- [Your instructions] Please give the listing again, word for word, with nothing left out.

Records
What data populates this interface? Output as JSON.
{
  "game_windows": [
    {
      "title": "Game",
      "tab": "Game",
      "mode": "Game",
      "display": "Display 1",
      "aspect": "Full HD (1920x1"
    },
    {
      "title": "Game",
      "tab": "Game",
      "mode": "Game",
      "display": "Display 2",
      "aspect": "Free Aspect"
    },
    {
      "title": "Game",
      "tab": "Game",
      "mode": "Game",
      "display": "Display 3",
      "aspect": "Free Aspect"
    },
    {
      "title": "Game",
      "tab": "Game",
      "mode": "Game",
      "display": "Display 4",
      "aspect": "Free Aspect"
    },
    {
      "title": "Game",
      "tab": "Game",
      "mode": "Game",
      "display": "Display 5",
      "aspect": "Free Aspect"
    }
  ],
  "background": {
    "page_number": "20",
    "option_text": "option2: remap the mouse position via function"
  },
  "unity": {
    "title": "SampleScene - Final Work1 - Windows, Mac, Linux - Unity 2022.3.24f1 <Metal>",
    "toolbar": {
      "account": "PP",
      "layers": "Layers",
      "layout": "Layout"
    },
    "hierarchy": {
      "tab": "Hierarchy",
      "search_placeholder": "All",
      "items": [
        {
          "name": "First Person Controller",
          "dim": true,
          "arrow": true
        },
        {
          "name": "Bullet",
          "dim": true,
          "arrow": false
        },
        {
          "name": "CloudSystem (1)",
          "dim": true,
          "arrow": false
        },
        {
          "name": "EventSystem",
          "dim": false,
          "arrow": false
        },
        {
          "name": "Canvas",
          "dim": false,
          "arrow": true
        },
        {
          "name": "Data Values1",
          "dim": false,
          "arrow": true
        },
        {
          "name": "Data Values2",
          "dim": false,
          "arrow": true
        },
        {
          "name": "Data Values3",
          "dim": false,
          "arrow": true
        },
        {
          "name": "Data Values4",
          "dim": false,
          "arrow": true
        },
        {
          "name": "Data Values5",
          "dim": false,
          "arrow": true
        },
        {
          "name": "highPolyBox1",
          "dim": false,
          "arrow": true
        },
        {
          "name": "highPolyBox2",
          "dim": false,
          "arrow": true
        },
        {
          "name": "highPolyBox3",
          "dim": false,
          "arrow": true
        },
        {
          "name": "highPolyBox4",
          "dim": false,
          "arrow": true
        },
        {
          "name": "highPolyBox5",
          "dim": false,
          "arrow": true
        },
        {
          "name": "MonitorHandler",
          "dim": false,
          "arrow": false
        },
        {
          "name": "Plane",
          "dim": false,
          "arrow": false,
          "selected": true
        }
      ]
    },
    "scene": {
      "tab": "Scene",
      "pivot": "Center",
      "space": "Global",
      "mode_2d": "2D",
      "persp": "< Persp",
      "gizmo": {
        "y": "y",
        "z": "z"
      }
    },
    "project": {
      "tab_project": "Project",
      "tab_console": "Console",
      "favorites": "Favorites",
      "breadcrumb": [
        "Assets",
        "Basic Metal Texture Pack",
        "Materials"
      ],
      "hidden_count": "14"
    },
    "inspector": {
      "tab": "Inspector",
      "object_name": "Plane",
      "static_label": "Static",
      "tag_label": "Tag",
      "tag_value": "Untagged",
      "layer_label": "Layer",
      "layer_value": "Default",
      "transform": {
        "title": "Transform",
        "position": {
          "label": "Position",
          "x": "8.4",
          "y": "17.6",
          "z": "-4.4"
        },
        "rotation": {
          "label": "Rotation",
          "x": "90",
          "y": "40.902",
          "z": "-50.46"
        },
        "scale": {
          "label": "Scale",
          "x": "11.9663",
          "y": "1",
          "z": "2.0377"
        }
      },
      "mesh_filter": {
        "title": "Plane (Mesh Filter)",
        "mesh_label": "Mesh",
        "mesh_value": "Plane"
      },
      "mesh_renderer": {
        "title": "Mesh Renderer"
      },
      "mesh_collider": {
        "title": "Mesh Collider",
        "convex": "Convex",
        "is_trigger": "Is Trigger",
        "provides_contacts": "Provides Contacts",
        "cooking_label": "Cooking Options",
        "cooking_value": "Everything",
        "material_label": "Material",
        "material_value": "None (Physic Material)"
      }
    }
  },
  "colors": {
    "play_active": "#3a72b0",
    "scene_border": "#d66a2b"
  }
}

- [Solution to the problem]
What data populates this interface? Output as JSON.
{
  "game_windows": [
    {
      "title": "Game",
      "tab": "Game",
      "mode": "Game",
      "display": "Display 1",
      "aspect": "Full HD (1920x1"
    },
    {
      "title": "Game",
      "tab": "Game",
      "mode": "Game",
      "display": "Display 2",
      "aspect": "Free Aspect"
    },
    {
      "title": "Game",
      "tab": "Game",
      "mode": "Game",
      "display": "Display 3",
      "aspect": "Free Aspect"
    },
    {
      "title": "Game",
      "tab": "Game",
      "mode": "Game",
      "display": "Display 4",
      "aspect": "Free Aspect"
    },
    {
      "title": "Game",
      "tab": "Game",
      "mode": "Game",
      "display": "Display 5",
      "aspect": "Free Aspect"
    }
  ],
  "background": {
    "page_number": "20",
    "option_text": "option2: remap the mouse position via function"
  },
  "unity": {
    "title": "SampleScene - Final Work1 - Windows, Mac, Linux - Unity 2022.3.24f1 <Metal>",
    "toolbar": {
      "account": "PP",
      "layers": "Layers",
      "layout": "Layout"
    },
    "hierarchy": {
      "tab": "Hierarchy",
      "search_placeholder": "All",
      "items": [
        {
          "name": "First Person Controller",
          "dim": true,
          "arrow": true
        },
        {
          "name": "Bullet",
          "dim": true,
          "arrow": false
        },
        {
          "name": "CloudSystem (1)",
          "dim": true,
          "arrow": false
        },
        {
          "name": "EventSystem",
          "dim": false,
          "arrow": false
        },
        {
          "name": "Canvas",
          "dim": false,
          "arrow": true
        },
        {
          "name": "Data Values1",
          "dim": false,
          "arrow": true
        },
        {
          "name": "Data Values2",
          "dim": false,
          "arrow": true
        },
        {
          "name": "Data Values3",
          "dim": false,
          "arrow": true
        },
        {
          "name": "Data Values4",
          "dim": false,
          "arrow": true
        },
        {
          "name": "Data Values5",
          "dim": false,
          "arrow": true
        },
        {
          "name": "highPolyBox1",
          "dim": false,
          "arrow": true
        },
        {
          "name": "highPolyBox2",
          "dim": false,
          "arrow": true
        },
        {
          "name": "highPolyBox3",
          "dim": false,
          "arrow": true
        },
        {
          "name": "highPolyBox4",
          "dim": false,
          "arrow": true
        },
        {
          "name": "highPolyBox5",
          "dim": false,
          "arrow": true
        },
        {
          "name": "MonitorHandler",
          "dim": false,
          "arrow": false
        },
        {
          "name": "Plane",
          "dim": false,
          "arrow": false,
          "selected": true
        }
      ]
    },
    "scene": {
      "tab": "Scene",
      "pivot": "Center",
      "space": "Global",
      "mode_2d": "2D",
      "persp": "< Persp",
      "gizmo": {
        "y": "y",
        "z": "z"
      }
    },
    "project": {
      "tab_project": "Project",
      "tab_console": "Console",
      "favorites": "Favorites",
      "breadcrumb": [
        "Assets",
        "Basic Metal Texture Pack",
        "Materials"
      ],
      "hidden_count": "14"
    },
    "inspector": {
      "tab": "Inspector",
      "object_name": "Plane",
      "static_label": "Static",
      "tag_label": "Tag",
      "tag_value": "Untagged",
      "layer_label": "Layer",
      "layer_value": "Default",
      "transform": {
        "title": "Transform",
        "position": {
          "label": "Position",
          "x": "8.4",
          "y": "17.6",
          "z": "-4.4"
        },
        "rotation": {
          "label": "Rotation",
          "x": "90",
          "y": "40.902",
          "z": "-50.46"
        },
        "scale": {
          "label": "Scale",
          "x": "11.9663",
          "y": "1",
          "z": "2.0377"
        }
      },
      "mesh_filter": {
        "title": "Plane (Mesh Filter)",
        "mesh_label": "Mesh",
        "mesh_value": "Plane"
      },
      "mesh_renderer": {
        "title": "Mesh Renderer"
      },
      "mesh_collider": {
        "title": "Mesh Collider",
        "convex": "Convex",
        "is_trigger": "Is Trigger",
        "provides_contacts": "Provides Contacts",
        "cooking_label": "Cooking Options",
        "cooking_value": "Everything",
        "material_label": "Material",
        "material_value": "None (Physic Material)"
      }
    }
  },
  "colors": {
    "play_active": "#3a72b0",
    "scene_border": "#d66a2b"
  }
}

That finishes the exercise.